Stated goal
Check each line of the material below for "홈페이지". Report how many have it, with no other words.

========================================

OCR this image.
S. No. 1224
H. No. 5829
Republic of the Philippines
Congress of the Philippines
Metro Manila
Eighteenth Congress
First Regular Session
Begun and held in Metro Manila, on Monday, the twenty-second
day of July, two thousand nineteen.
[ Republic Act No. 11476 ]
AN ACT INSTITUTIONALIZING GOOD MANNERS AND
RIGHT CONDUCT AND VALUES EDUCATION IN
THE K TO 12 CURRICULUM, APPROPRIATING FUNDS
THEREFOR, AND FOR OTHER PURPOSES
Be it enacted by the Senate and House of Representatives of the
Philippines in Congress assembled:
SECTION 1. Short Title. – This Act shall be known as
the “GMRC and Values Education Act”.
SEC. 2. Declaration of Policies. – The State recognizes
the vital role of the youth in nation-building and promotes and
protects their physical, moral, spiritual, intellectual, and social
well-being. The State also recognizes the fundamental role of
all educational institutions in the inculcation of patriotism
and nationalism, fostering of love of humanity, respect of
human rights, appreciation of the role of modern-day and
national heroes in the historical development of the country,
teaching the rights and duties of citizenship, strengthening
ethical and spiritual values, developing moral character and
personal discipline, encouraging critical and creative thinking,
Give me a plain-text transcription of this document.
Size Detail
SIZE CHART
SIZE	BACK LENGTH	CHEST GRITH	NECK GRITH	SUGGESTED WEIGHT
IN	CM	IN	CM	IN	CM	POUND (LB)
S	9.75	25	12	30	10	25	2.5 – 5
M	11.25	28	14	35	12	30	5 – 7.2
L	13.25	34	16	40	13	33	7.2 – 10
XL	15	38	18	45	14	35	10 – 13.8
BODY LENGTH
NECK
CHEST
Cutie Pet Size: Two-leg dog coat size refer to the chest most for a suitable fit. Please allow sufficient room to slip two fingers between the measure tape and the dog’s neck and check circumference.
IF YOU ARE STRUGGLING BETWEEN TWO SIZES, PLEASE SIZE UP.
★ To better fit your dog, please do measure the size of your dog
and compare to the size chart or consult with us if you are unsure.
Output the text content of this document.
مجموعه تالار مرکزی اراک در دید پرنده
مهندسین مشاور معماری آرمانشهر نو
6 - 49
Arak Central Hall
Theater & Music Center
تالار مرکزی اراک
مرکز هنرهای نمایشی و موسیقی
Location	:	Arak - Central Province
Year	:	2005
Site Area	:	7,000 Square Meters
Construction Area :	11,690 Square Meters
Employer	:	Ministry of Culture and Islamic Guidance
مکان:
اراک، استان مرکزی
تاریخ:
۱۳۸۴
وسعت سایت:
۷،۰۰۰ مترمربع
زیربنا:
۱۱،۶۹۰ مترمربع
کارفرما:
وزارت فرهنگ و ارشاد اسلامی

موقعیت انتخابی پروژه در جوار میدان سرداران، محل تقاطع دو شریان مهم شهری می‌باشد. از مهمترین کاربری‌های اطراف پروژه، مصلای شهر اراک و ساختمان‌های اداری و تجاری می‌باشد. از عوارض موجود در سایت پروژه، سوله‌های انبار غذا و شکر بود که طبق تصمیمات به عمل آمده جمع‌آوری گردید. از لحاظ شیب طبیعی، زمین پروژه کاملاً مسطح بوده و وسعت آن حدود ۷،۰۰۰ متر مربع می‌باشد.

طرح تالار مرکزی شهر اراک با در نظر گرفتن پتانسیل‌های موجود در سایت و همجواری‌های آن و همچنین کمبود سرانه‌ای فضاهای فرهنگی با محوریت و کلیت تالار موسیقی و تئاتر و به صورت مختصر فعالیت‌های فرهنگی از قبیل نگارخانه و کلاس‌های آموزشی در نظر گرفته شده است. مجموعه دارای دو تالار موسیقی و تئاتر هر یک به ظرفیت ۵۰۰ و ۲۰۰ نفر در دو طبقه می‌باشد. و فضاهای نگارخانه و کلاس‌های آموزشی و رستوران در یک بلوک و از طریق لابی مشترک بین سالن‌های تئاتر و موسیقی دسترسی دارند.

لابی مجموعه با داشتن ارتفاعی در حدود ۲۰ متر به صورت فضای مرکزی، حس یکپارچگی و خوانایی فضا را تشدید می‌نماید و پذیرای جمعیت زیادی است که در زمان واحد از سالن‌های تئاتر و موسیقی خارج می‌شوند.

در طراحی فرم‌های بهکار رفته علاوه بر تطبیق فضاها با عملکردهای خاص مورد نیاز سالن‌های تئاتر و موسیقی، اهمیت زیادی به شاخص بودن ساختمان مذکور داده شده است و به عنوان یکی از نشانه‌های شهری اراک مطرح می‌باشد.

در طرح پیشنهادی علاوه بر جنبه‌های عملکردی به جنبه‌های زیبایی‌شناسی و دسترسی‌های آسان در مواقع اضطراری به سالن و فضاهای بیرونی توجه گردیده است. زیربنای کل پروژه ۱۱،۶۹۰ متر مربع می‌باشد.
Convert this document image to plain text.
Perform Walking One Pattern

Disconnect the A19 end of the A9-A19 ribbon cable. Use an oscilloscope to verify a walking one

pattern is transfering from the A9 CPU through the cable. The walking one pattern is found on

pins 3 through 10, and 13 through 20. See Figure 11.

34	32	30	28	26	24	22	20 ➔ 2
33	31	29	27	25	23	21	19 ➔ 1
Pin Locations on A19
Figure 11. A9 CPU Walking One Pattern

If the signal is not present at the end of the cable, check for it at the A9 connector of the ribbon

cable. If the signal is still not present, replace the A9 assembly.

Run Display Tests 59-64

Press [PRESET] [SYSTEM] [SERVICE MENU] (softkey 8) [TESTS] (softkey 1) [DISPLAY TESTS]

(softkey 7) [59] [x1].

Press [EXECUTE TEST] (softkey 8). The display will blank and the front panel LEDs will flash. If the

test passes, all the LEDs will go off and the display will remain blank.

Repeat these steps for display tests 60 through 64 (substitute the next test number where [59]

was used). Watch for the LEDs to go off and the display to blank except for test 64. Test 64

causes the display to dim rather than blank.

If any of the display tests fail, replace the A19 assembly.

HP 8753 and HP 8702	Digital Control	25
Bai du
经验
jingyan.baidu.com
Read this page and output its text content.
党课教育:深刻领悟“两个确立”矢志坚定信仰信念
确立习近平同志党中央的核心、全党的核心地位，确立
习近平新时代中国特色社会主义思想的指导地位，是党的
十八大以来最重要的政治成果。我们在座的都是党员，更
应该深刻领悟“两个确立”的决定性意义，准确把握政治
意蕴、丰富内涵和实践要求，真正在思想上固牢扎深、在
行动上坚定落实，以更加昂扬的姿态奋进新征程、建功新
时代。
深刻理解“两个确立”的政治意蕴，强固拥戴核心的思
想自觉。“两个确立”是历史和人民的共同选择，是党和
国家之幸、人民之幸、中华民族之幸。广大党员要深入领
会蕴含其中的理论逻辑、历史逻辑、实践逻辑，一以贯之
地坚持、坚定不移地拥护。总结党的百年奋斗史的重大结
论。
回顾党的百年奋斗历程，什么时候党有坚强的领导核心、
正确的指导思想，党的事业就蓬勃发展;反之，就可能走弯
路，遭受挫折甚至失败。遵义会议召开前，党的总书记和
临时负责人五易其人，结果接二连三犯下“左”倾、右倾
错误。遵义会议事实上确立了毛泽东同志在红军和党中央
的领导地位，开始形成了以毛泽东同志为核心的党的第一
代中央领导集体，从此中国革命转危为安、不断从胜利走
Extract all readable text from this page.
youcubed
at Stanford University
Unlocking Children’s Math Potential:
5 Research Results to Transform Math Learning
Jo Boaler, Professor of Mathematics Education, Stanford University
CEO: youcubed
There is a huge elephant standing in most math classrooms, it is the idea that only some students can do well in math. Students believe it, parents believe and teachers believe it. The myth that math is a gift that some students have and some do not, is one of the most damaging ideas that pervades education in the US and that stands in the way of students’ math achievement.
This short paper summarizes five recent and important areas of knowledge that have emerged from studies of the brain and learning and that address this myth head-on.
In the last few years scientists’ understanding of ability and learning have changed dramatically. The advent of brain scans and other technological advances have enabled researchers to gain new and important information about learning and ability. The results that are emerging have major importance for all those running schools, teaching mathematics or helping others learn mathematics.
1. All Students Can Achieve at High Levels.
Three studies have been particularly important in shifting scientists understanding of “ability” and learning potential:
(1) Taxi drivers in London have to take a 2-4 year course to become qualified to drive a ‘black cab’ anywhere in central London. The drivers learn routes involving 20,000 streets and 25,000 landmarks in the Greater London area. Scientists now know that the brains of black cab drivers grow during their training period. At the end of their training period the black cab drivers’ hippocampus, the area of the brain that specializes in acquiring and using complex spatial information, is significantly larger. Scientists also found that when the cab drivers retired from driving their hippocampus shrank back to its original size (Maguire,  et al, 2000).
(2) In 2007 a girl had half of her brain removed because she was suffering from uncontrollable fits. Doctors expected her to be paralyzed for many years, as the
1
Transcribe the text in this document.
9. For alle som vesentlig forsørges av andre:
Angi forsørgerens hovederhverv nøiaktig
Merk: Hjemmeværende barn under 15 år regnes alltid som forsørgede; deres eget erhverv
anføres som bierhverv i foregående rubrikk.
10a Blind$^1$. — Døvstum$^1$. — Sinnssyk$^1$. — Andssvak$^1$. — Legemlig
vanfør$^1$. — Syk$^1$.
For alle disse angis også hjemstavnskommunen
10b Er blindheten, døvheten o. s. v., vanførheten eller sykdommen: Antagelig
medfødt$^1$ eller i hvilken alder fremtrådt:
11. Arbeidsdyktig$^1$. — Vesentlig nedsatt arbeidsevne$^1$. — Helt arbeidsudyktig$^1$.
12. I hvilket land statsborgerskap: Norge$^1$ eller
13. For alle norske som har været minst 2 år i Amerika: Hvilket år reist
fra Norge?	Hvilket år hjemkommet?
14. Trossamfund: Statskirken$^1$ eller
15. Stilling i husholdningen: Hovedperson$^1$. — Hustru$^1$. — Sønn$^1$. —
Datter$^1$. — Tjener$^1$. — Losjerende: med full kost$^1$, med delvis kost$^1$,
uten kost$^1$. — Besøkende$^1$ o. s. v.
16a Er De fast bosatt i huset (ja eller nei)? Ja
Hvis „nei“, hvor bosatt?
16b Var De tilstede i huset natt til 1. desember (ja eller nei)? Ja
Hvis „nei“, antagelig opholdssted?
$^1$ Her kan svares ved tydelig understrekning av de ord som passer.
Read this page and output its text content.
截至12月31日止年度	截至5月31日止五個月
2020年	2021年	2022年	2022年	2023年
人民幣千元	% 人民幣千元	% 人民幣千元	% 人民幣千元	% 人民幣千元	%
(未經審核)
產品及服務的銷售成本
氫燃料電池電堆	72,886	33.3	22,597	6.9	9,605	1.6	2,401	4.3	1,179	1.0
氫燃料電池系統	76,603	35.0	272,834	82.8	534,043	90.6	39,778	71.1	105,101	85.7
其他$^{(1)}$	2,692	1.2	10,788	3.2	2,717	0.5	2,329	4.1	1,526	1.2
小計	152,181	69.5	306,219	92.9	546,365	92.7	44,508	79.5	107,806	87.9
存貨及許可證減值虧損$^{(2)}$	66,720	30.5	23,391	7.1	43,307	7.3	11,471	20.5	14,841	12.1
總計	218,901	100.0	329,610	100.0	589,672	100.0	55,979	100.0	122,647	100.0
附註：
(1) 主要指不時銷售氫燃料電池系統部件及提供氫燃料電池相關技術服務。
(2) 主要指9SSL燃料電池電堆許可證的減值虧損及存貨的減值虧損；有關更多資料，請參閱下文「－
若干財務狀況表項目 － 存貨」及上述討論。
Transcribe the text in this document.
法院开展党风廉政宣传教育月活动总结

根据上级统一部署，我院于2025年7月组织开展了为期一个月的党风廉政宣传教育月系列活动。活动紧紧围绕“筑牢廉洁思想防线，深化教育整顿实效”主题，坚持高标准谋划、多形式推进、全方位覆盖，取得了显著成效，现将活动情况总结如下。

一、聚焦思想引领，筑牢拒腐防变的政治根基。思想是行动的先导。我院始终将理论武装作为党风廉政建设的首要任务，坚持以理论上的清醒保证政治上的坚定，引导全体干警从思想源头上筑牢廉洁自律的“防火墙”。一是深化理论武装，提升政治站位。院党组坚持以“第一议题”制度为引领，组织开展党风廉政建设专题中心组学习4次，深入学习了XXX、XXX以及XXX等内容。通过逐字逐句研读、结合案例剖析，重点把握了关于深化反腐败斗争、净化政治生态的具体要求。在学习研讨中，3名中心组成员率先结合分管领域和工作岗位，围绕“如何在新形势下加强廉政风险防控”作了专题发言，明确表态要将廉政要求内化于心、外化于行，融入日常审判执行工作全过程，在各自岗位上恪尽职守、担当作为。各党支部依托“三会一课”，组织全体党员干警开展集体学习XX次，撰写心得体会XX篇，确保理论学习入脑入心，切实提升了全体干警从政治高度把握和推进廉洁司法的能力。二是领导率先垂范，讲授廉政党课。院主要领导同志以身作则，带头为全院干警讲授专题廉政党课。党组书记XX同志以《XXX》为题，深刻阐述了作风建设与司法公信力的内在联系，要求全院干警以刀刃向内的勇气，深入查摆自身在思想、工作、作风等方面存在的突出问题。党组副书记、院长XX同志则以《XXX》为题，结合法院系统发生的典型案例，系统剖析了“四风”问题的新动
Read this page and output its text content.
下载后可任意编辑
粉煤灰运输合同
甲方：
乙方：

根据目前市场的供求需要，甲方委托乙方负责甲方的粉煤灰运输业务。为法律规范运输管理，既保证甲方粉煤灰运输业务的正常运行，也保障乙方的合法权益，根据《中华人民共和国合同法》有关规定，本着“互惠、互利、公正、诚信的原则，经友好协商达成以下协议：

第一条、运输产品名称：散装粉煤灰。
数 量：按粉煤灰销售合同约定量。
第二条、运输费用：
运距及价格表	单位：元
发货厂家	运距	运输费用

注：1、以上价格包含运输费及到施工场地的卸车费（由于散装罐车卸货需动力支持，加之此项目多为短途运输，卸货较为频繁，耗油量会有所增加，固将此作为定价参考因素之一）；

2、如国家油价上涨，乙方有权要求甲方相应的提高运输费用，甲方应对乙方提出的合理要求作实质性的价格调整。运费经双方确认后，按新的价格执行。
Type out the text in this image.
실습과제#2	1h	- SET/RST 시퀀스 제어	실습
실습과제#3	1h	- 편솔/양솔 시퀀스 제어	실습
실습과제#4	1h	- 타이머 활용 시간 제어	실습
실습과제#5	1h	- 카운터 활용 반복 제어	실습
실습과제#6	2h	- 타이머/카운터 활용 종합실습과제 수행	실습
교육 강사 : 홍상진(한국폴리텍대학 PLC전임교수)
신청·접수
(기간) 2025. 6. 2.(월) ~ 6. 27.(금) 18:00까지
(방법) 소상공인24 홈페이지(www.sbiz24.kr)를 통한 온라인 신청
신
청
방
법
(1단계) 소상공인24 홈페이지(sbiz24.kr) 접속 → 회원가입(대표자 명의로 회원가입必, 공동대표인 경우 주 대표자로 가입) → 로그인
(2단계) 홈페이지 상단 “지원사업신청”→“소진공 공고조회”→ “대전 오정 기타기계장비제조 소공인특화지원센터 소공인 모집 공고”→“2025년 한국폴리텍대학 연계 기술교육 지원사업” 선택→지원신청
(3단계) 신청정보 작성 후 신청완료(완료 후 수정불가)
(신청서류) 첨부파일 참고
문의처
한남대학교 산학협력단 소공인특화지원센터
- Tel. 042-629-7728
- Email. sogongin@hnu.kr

========================================

Correct result
3